## [DIRECTIONS]
Repeat all of the material below exactly as written, images excluded.

## Begin DATA ENTRIES

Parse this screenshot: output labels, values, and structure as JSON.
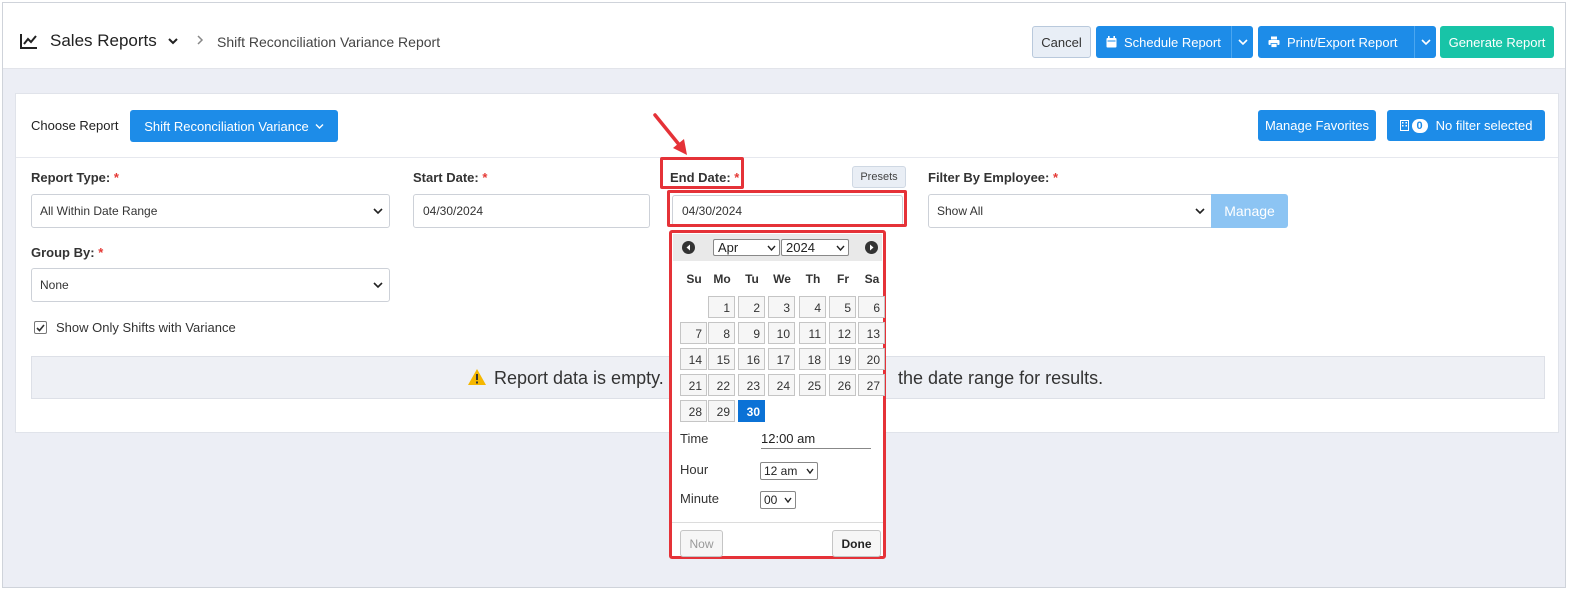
{
  "header": {
    "title": "Sales Reports",
    "breadcrumb": "Shift Reconciliation Variance Report",
    "cancel": "Cancel",
    "schedule": "Schedule Report",
    "print_export": "Print/Export Report",
    "generate": "Generate Report"
  },
  "toolbar": {
    "choose_label": "Choose Report",
    "choose_value": "Shift Reconciliation Variance",
    "manage_favorites": "Manage Favorites",
    "filter_count": "0",
    "filter_text": "No filter selected"
  },
  "form": {
    "report_type_label": "Report Type:",
    "report_type_value": "All Within Date Range",
    "start_date_label": "Start Date:",
    "start_date_value": "04/30/2024",
    "end_date_label": "End Date:",
    "end_date_value": "04/30/2024",
    "presets": "Presets",
    "filter_employee_label": "Filter By Employee:",
    "filter_employee_value": "Show All",
    "manage": "Manage",
    "group_by_label": "Group By:",
    "group_by_value": "None",
    "show_variance": "Show Only Shifts with Variance",
    "required": "*"
  },
  "banner": {
    "text_left": "Report data is empty.",
    "text_right": "the date range for results."
  },
  "picker": {
    "month": "Apr",
    "year": "2024",
    "weekdays": [
      "Su",
      "Mo",
      "Tu",
      "We",
      "Th",
      "Fr",
      "Sa"
    ],
    "days": [
      "1",
      "2",
      "3",
      "4",
      "5",
      "6",
      "7",
      "8",
      "9",
      "10",
      "11",
      "12",
      "13",
      "14",
      "15",
      "16",
      "17",
      "18",
      "19",
      "20",
      "21",
      "22",
      "23",
      "24",
      "25",
      "26",
      "27",
      "28",
      "29",
      "30"
    ],
    "selected_day": "30",
    "time_label": "Time",
    "time_value": "12:00 am",
    "hour_label": "Hour",
    "hour_value": "12 am",
    "minute_label": "Minute",
    "minute_value": "00",
    "now": "Now",
    "done": "Done"
  },
  "colors": {
    "primary": "#1d8ce8",
    "generate": "#18c4a7",
    "highlight": "#e53238",
    "selected_day": "#0b72d6"
  }
}
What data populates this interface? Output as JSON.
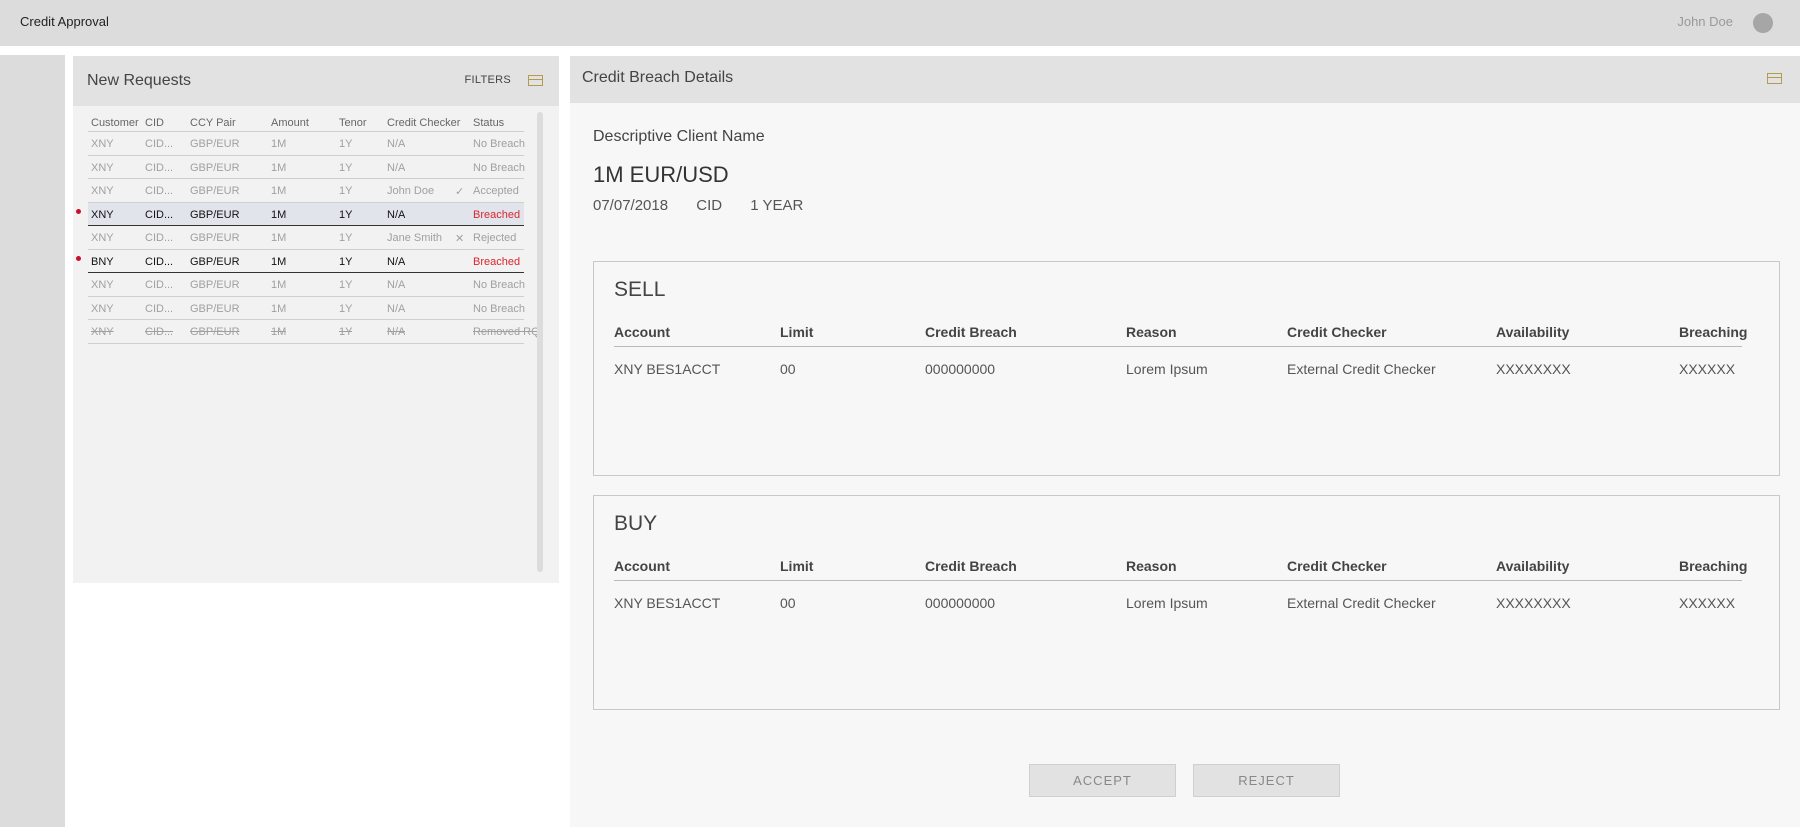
{
  "app": {
    "title": "Credit Approval",
    "user_name": "John Doe"
  },
  "requests": {
    "title": "New Requests",
    "filters_label": "FILTERS",
    "columns": [
      "Customer",
      "CID",
      "CCY Pair",
      "Amount",
      "Tenor",
      "Credit Checker",
      "Status"
    ],
    "rows": [
      {
        "customer": "XNY",
        "cid": "CID...",
        "ccy": "GBP/EUR",
        "amount": "1M",
        "tenor": "1Y",
        "checker": "N/A",
        "status": "No Breach",
        "state": "normal",
        "icon": ""
      },
      {
        "customer": "XNY",
        "cid": "CID...",
        "ccy": "GBP/EUR",
        "amount": "1M",
        "tenor": "1Y",
        "checker": "N/A",
        "status": "No Breach",
        "state": "normal",
        "icon": ""
      },
      {
        "customer": "XNY",
        "cid": "CID...",
        "ccy": "GBP/EUR",
        "amount": "1M",
        "tenor": "1Y",
        "checker": "John Doe",
        "status": "Accepted",
        "state": "normal",
        "icon": "check-icon"
      },
      {
        "customer": "XNY",
        "cid": "CID...",
        "ccy": "GBP/EUR",
        "amount": "1M",
        "tenor": "1Y",
        "checker": "N/A",
        "status": "Breached",
        "state": "breached-selected",
        "icon": ""
      },
      {
        "customer": "XNY",
        "cid": "CID...",
        "ccy": "GBP/EUR",
        "amount": "1M",
        "tenor": "1Y",
        "checker": "Jane Smith",
        "status": "Rejected",
        "state": "normal",
        "icon": "x-icon"
      },
      {
        "customer": "BNY",
        "cid": "CID...",
        "ccy": "GBP/EUR",
        "amount": "1M",
        "tenor": "1Y",
        "checker": "N/A",
        "status": "Breached",
        "state": "breached",
        "icon": ""
      },
      {
        "customer": "XNY",
        "cid": "CID...",
        "ccy": "GBP/EUR",
        "amount": "1M",
        "tenor": "1Y",
        "checker": "N/A",
        "status": "No Breach",
        "state": "normal",
        "icon": ""
      },
      {
        "customer": "XNY",
        "cid": "CID...",
        "ccy": "GBP/EUR",
        "amount": "1M",
        "tenor": "1Y",
        "checker": "N/A",
        "status": "No Breach",
        "state": "normal",
        "icon": ""
      },
      {
        "customer": "XNY",
        "cid": "CID...",
        "ccy": "GBP/EUR",
        "amount": "1M",
        "tenor": "1Y",
        "checker": "N/A",
        "status": "Removed RQ",
        "state": "removed",
        "icon": ""
      }
    ]
  },
  "details": {
    "title": "Credit Breach Details",
    "client_name": "Descriptive Client Name",
    "deal": "1M EUR/USD",
    "date": "07/07/2018",
    "cid": "CID",
    "tenor": "1 YEAR",
    "columns": [
      "Account",
      "Limit",
      "Credit Breach",
      "Reason",
      "Credit Checker",
      "Availability",
      "Breaching"
    ],
    "sell": {
      "title": "SELL",
      "row": [
        "XNY BES1ACCT",
        "00",
        "000000000",
        "Lorem Ipsum",
        "External Credit Checker",
        "XXXXXXXX",
        "XXXXXX"
      ]
    },
    "buy": {
      "title": "BUY",
      "row": [
        "XNY BES1ACCT",
        "00",
        "000000000",
        "Lorem Ipsum",
        "External Credit Checker",
        "XXXXXXXX",
        "XXXXXX"
      ]
    },
    "accept_label": "ACCEPT",
    "reject_label": "REJECT"
  },
  "colors": {
    "breached": "#d9262e",
    "dot": "#c8102e",
    "selected_row": "#e2e4ec",
    "icon_accent": "#b59a52"
  }
}
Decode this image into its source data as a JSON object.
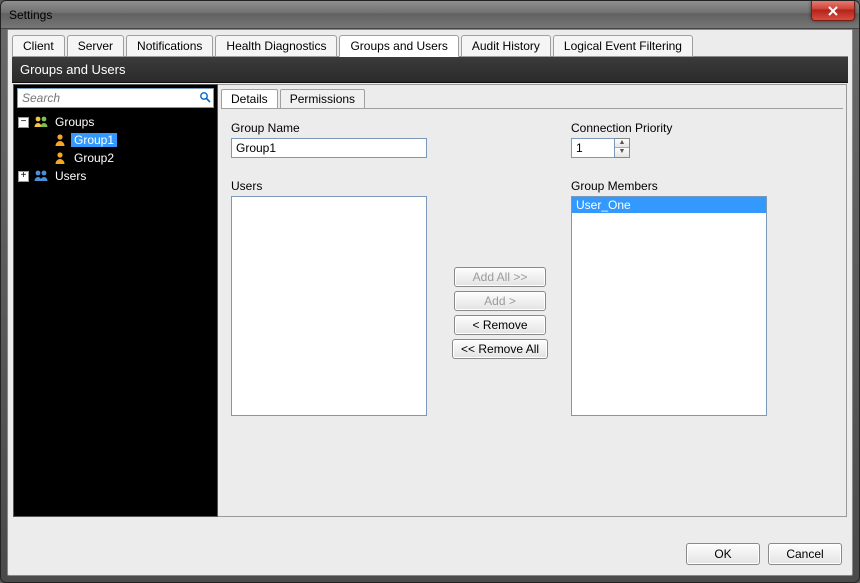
{
  "window": {
    "title": "Settings"
  },
  "main_tabs": {
    "items": [
      "Client",
      "Server",
      "Notifications",
      "Health Diagnostics",
      "Groups and Users",
      "Audit History",
      "Logical Event Filtering"
    ],
    "active": "Groups and Users"
  },
  "panel": {
    "header": "Groups and Users"
  },
  "search": {
    "placeholder": "Search"
  },
  "tree": {
    "groups_label": "Groups",
    "groups_expanded": true,
    "group_items": [
      "Group1",
      "Group2"
    ],
    "selected_group": "Group1",
    "users_label": "Users",
    "users_expanded": false
  },
  "sub_tabs": {
    "items": [
      "Details",
      "Permissions"
    ],
    "active": "Details"
  },
  "details": {
    "group_name_label": "Group Name",
    "group_name_value": "Group1",
    "connection_priority_label": "Connection Priority",
    "connection_priority_value": "1",
    "users_label": "Users",
    "users_list": [],
    "members_label": "Group Members",
    "members_list": [
      "User_One"
    ],
    "selected_member": "User_One",
    "buttons": {
      "add_all": "Add All >>",
      "add": "Add >",
      "remove": "< Remove",
      "remove_all": "<< Remove All"
    }
  },
  "footer": {
    "ok": "OK",
    "cancel": "Cancel"
  }
}
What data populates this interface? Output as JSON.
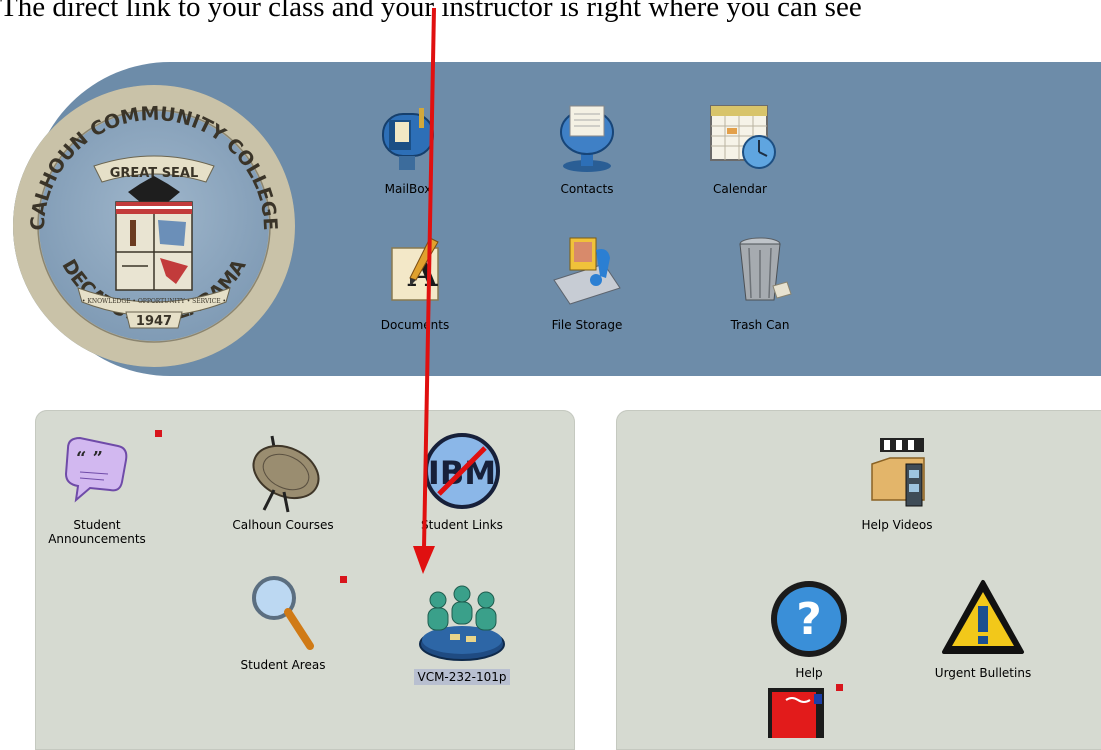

## End DATA ENTRIES

## [WRITTEN SOLUTION]
Parse this screenshot: output labels, values, and structure as JSON.
{
  "header": {
    "title": "Sales Reports",
    "breadcrumb": "Shift Reconciliation Variance Report",
    "cancel": "Cancel",
    "schedule": "Schedule Report",
    "print_export": "Print/Export Report",
    "generate": "Generate Report"
  },
  "toolbar": {
    "choose_label": "Choose Report",
    "choose_value": "Shift Reconciliation Variance",
    "manage_favorites": "Manage Favorites",
    "filter_count": "0",
    "filter_text": "No filter selected"
  },
  "form": {
    "report_type_label": "Report Type:",
    "report_type_value": "All Within Date Range",
    "start_date_label": "Start Date:",
    "start_date_value": "04/30/2024",
    "end_date_label": "End Date:",
    "end_date_value": "04/30/2024",
    "presets": "Presets",
    "filter_employee_label": "Filter By Employee:",
    "filter_employee_value": "Show All",
    "manage": "Manage",
    "group_by_label": "Group By:",
    "group_by_value": "None",
    "show_variance": "Show Only Shifts with Variance",
    "required": "*"
  },
  "banner": {
    "text_left": "Report data is empty.",
    "text_right": "the date range for results."
  },
  "picker": {
    "month": "Apr",
    "year": "2024",
    "weekdays": [
      "Su",
      "Mo",
      "Tu",
      "We",
      "Th",
      "Fr",
      "Sa"
    ],
    "days": [
      "1",
      "2",
      "3",
      "4",
      "5",
      "6",
      "7",
      "8",
      "9",
      "10",
      "11",
      "12",
      "13",
      "14",
      "15",
      "16",
      "17",
      "18",
      "19",
      "20",
      "21",
      "22",
      "23",
      "24",
      "25",
      "26",
      "27",
      "28",
      "29",
      "30"
    ],
    "selected_day": "30",
    "time_label": "Time",
    "time_value": "12:00 am",
    "hour_label": "Hour",
    "hour_value": "12 am",
    "minute_label": "Minute",
    "minute_value": "00",
    "now": "Now",
    "done": "Done"
  },
  "colors": {
    "primary": "#1d8ce8",
    "generate": "#18c4a7",
    "highlight": "#e53238",
    "selected_day": "#0b72d6"
  }
}
What data populates this interface? Output as JSON.
{
  "app": {
    "title": "Credit Approval",
    "user_name": "John Doe"
  },
  "requests": {
    "title": "New Requests",
    "filters_label": "FILTERS",
    "columns": [
      "Customer",
      "CID",
      "CCY Pair",
      "Amount",
      "Tenor",
      "Credit Checker",
      "Status"
    ],
    "rows": [
      {
        "customer": "XNY",
        "cid": "CID...",
        "ccy": "GBP/EUR",
        "amount": "1M",
        "tenor": "1Y",
        "checker": "N/A",
        "status": "No Breach",
        "state": "normal",
        "icon": ""
      },
      {
        "customer": "XNY",
        "cid": "CID...",
        "ccy": "GBP/EUR",
        "amount": "1M",
        "tenor": "1Y",
        "checker": "N/A",
        "status": "No Breach",
        "state": "normal",
        "icon": ""
      },
      {
        "customer": "XNY",
        "cid": "CID...",
        "ccy": "GBP/EUR",
        "amount": "1M",
        "tenor": "1Y",
        "checker": "John Doe",
        "status": "Accepted",
        "state": "normal",
        "icon": "check-icon"
      },
      {
        "customer": "XNY",
        "cid": "CID...",
        "ccy": "GBP/EUR",
        "amount": "1M",
        "tenor": "1Y",
        "checker": "N/A",
        "status": "Breached",
        "state": "breached-selected",
        "icon": ""
      },
      {
        "customer": "XNY",
        "cid": "CID...",
        "ccy": "GBP/EUR",
        "amount": "1M",
        "tenor": "1Y",
        "checker": "Jane Smith",
        "status": "Rejected",
        "state": "normal",
        "icon": "x-icon"
      },
      {
        "customer": "BNY",
        "cid": "CID...",
        "ccy": "GBP/EUR",
        "amount": "1M",
        "tenor": "1Y",
        "checker": "N/A",
        "status": "Breached",
        "state": "breached",
        "icon": ""
      },
      {
        "customer": "XNY",
        "cid": "CID...",
        "ccy": "GBP/EUR",
        "amount": "1M",
        "tenor": "1Y",
        "checker": "N/A",
        "status": "No Breach",
        "state": "normal",
        "icon": ""
      },
      {
        "customer": "XNY",
        "cid": "CID...",
        "ccy": "GBP/EUR",
        "amount": "1M",
        "tenor": "1Y",
        "checker": "N/A",
        "status": "No Breach",
        "state": "normal",
        "icon": ""
      },
      {
        "customer": "XNY",
        "cid": "CID...",
        "ccy": "GBP/EUR",
        "amount": "1M",
        "tenor": "1Y",
        "checker": "N/A",
        "status": "Removed RQ",
        "state": "removed",
        "icon": ""
      }
    ]
  },
  "details": {
    "title": "Credit Breach Details",
    "client_name": "Descriptive Client Name",
    "deal": "1M EUR/USD",
    "date": "07/07/2018",
    "cid": "CID",
    "tenor": "1 YEAR",
    "columns": [
      "Account",
      "Limit",
      "Credit Breach",
      "Reason",
      "Credit Checker",
      "Availability",
      "Breaching"
    ],
    "sell": {
      "title": "SELL",
      "row": [
        "XNY BES1ACCT",
        "00",
        "000000000",
        "Lorem Ipsum",
        "External Credit Checker",
        "XXXXXXXX",
        "XXXXXX"
      ]
    },
    "buy": {
      "title": "BUY",
      "row": [
        "XNY BES1ACCT",
        "00",
        "000000000",
        "Lorem Ipsum",
        "External Credit Checker",
        "XXXXXXXX",
        "XXXXXX"
      ]
    },
    "accept_label": "ACCEPT",
    "reject_label": "REJECT"
  },
  "colors": {
    "breached": "#d9262e",
    "dot": "#c8102e",
    "selected_row": "#e2e4ec",
    "icon_accent": "#b59a52"
  }
}
Decode this image into its source data as a JSON object.
{
  "window": {
    "title": "Settings"
  },
  "main_tabs": {
    "items": [
      "Client",
      "Server",
      "Notifications",
      "Health Diagnostics",
      "Groups and Users",
      "Audit History",
      "Logical Event Filtering"
    ],
    "active": "Groups and Users"
  },
  "panel": {
    "header": "Groups and Users"
  },
  "search": {
    "placeholder": "Search"
  },
  "tree": {
    "groups_label": "Groups",
    "groups_expanded": true,
    "group_items": [
      "Group1",
      "Group2"
    ],
    "selected_group": "Group1",
    "users_label": "Users",
    "users_expanded": false
  },
  "sub_tabs": {
    "items": [
      "Details",
      "Permissions"
    ],
    "active": "Details"
  },
  "details": {
    "group_name_label": "Group Name",
    "group_name_value": "Group1",
    "connection_priority_label": "Connection Priority",
    "connection_priority_value": "1",
    "users_label": "Users",
    "users_list": [],
    "members_label": "Group Members",
    "members_list": [
      "User_One"
    ],
    "selected_member": "User_One",
    "buttons": {
      "add_all": "Add All >>",
      "add": "Add >",
      "remove": "< Remove",
      "remove_all": "<< Remove All"
    }
  },
  "footer": {
    "ok": "OK",
    "cancel": "Cancel"
  }
}
What data populates this interface? Output as JSON.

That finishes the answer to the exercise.